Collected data
----

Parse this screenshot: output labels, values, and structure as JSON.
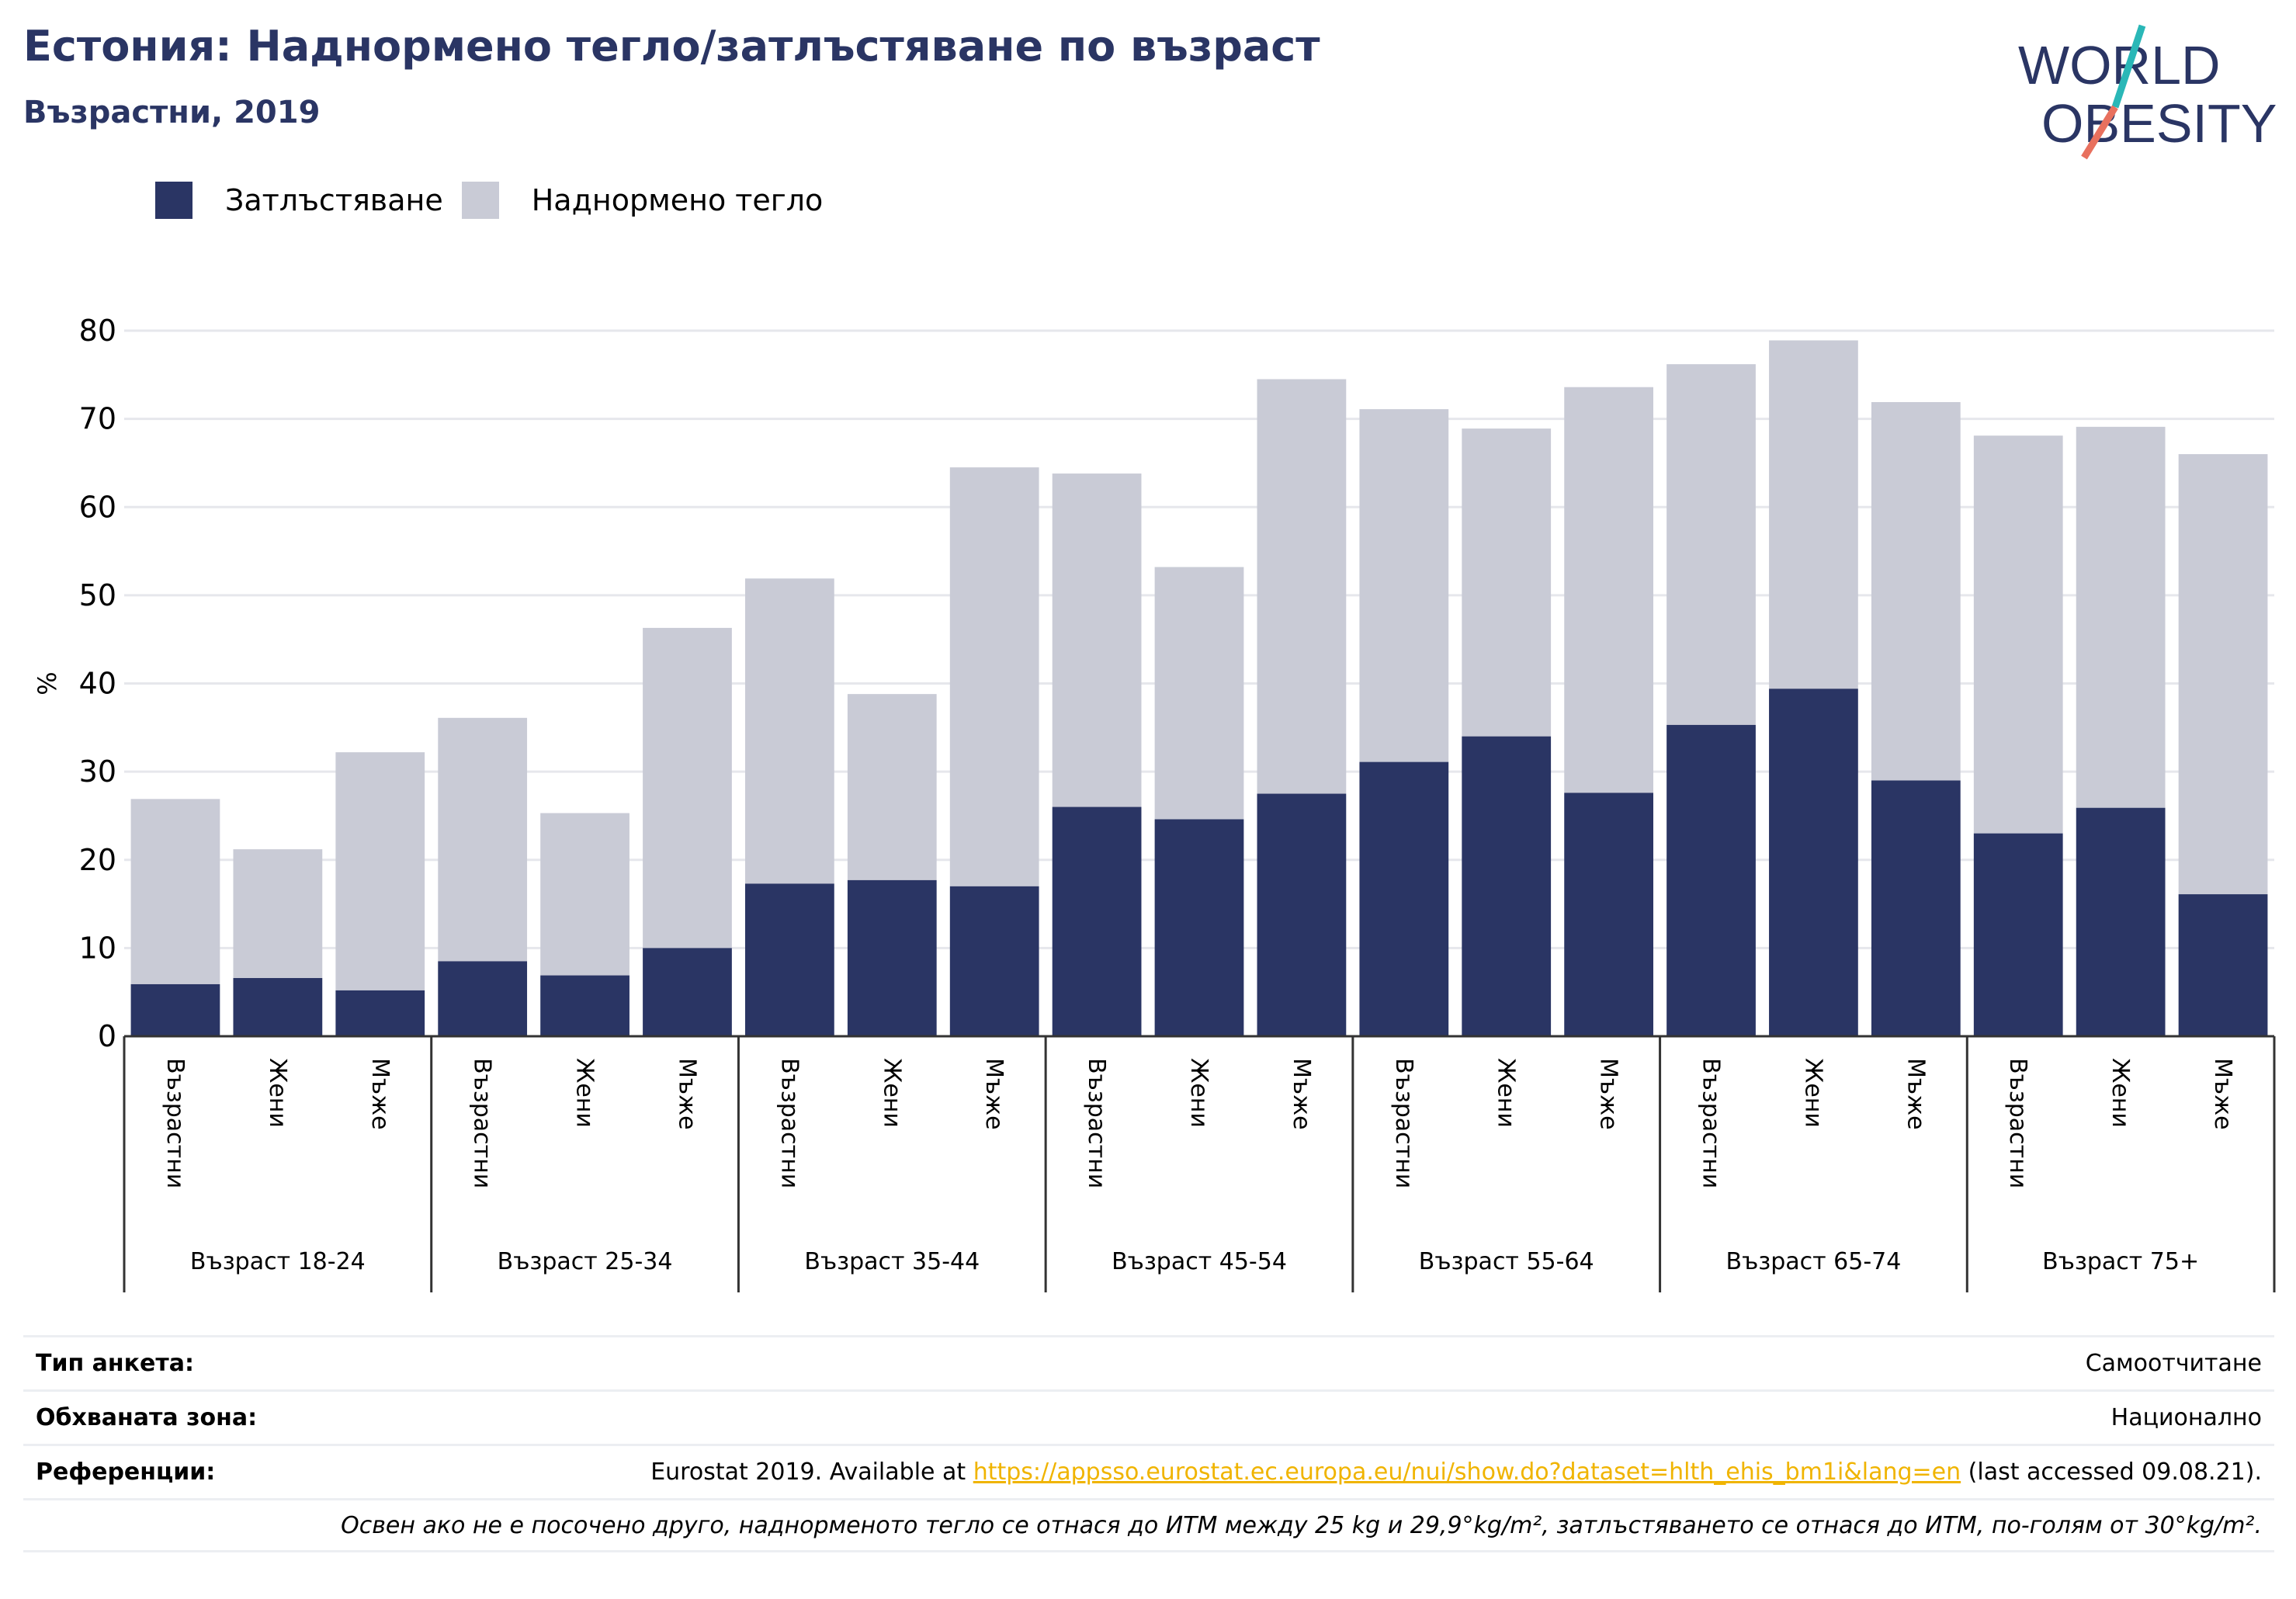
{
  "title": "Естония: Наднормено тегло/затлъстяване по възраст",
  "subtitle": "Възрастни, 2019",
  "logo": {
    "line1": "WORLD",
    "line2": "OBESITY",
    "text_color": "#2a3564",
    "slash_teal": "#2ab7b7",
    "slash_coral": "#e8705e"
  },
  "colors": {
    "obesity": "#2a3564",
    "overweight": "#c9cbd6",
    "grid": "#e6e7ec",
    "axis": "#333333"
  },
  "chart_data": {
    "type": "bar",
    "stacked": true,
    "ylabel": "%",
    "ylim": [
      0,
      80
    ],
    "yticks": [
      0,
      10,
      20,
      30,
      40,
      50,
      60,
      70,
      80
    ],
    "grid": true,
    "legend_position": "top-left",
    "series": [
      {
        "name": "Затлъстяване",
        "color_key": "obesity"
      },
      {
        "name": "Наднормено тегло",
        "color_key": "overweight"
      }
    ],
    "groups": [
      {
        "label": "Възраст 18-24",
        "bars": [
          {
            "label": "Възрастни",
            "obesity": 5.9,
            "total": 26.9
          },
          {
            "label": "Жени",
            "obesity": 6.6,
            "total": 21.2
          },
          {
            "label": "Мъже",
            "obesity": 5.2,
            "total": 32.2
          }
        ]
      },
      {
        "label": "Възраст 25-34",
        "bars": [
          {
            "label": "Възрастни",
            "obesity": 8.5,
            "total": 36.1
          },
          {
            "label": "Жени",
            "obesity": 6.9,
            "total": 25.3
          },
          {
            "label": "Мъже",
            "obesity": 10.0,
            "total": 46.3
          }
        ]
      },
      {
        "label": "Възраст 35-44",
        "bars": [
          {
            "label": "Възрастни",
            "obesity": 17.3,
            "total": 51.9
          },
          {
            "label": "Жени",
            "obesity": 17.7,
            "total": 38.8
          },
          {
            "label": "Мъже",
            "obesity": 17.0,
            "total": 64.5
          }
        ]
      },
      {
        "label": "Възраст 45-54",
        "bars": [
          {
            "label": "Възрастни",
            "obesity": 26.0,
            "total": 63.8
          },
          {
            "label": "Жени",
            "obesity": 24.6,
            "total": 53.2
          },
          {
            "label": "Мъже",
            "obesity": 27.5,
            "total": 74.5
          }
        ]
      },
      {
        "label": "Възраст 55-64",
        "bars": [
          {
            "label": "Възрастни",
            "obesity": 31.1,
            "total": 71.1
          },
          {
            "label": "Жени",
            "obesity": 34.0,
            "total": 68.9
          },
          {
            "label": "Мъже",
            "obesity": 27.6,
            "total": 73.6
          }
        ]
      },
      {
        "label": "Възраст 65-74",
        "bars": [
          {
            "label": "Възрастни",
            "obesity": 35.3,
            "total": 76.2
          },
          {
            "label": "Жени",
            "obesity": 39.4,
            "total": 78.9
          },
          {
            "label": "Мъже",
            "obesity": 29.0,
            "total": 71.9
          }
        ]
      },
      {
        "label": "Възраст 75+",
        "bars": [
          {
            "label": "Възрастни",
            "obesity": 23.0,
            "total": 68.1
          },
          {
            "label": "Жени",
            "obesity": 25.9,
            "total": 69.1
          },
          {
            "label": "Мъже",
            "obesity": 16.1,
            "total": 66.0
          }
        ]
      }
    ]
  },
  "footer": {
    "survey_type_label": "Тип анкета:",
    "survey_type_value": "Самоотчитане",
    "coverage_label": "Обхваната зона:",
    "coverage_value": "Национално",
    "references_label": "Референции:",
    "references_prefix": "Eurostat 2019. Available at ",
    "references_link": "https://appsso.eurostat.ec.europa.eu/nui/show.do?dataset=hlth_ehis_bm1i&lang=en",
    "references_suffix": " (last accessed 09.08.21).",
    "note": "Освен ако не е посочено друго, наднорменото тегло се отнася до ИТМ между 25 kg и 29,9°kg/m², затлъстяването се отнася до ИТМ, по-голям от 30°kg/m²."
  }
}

----

## Do this
Transcribe each line above verbatim, with the pictures left out.

## Exercise output
Parse this screenshot: output labels, values, and structure as JSON.
{
  "title": "Естония: Наднормено тегло/затлъстяване по възраст",
  "subtitle": "Възрастни, 2019",
  "logo": {
    "line1": "WORLD",
    "line2": "OBESITY",
    "text_color": "#2a3564",
    "slash_teal": "#2ab7b7",
    "slash_coral": "#e8705e"
  },
  "colors": {
    "obesity": "#2a3564",
    "overweight": "#c9cbd6",
    "grid": "#e6e7ec",
    "axis": "#333333"
  },
  "chart_data": {
    "type": "bar",
    "stacked": true,
    "ylabel": "%",
    "ylim": [
      0,
      80
    ],
    "yticks": [
      0,
      10,
      20,
      30,
      40,
      50,
      60,
      70,
      80
    ],
    "grid": true,
    "legend_position": "top-left",
    "series": [
      {
        "name": "Затлъстяване",
        "color_key": "obesity"
      },
      {
        "name": "Наднормено тегло",
        "color_key": "overweight"
      }
    ],
    "groups": [
      {
        "label": "Възраст 18-24",
        "bars": [
          {
            "label": "Възрастни",
            "obesity": 5.9,
            "total": 26.9
          },
          {
            "label": "Жени",
            "obesity": 6.6,
            "total": 21.2
          },
          {
            "label": "Мъже",
            "obesity": 5.2,
            "total": 32.2
          }
        ]
      },
      {
        "label": "Възраст 25-34",
        "bars": [
          {
            "label": "Възрастни",
            "obesity": 8.5,
            "total": 36.1
          },
          {
            "label": "Жени",
            "obesity": 6.9,
            "total": 25.3
          },
          {
            "label": "Мъже",
            "obesity": 10.0,
            "total": 46.3
          }
        ]
      },
      {
        "label": "Възраст 35-44",
        "bars": [
          {
            "label": "Възрастни",
            "obesity": 17.3,
            "total": 51.9
          },
          {
            "label": "Жени",
            "obesity": 17.7,
            "total": 38.8
          },
          {
            "label": "Мъже",
            "obesity": 17.0,
            "total": 64.5
          }
        ]
      },
      {
        "label": "Възраст 45-54",
        "bars": [
          {
            "label": "Възрастни",
            "obesity": 26.0,
            "total": 63.8
          },
          {
            "label": "Жени",
            "obesity": 24.6,
            "total": 53.2
          },
          {
            "label": "Мъже",
            "obesity": 27.5,
            "total": 74.5
          }
        ]
      },
      {
        "label": "Възраст 55-64",
        "bars": [
          {
            "label": "Възрастни",
            "obesity": 31.1,
            "total": 71.1
          },
          {
            "label": "Жени",
            "obesity": 34.0,
            "total": 68.9
          },
          {
            "label": "Мъже",
            "obesity": 27.6,
            "total": 73.6
          }
        ]
      },
      {
        "label": "Възраст 65-74",
        "bars": [
          {
            "label": "Възрастни",
            "obesity": 35.3,
            "total": 76.2
          },
          {
            "label": "Жени",
            "obesity": 39.4,
            "total": 78.9
          },
          {
            "label": "Мъже",
            "obesity": 29.0,
            "total": 71.9
          }
        ]
      },
      {
        "label": "Възраст 75+",
        "bars": [
          {
            "label": "Възрастни",
            "obesity": 23.0,
            "total": 68.1
          },
          {
            "label": "Жени",
            "obesity": 25.9,
            "total": 69.1
          },
          {
            "label": "Мъже",
            "obesity": 16.1,
            "total": 66.0
          }
        ]
      }
    ]
  },
  "footer": {
    "survey_type_label": "Тип анкета:",
    "survey_type_value": "Самоотчитане",
    "coverage_label": "Обхваната зона:",
    "coverage_value": "Национално",
    "references_label": "Референции:",
    "references_prefix": "Eurostat 2019. Available at ",
    "references_link": "https://appsso.eurostat.ec.europa.eu/nui/show.do?dataset=hlth_ehis_bm1i&lang=en",
    "references_suffix": " (last accessed 09.08.21).",
    "note": "Освен ако не е посочено друго, наднорменото тегло се отнася до ИТМ между 25 kg и 29,9°kg/m², затлъстяването се отнася до ИТМ, по-голям от 30°kg/m²."
  }
}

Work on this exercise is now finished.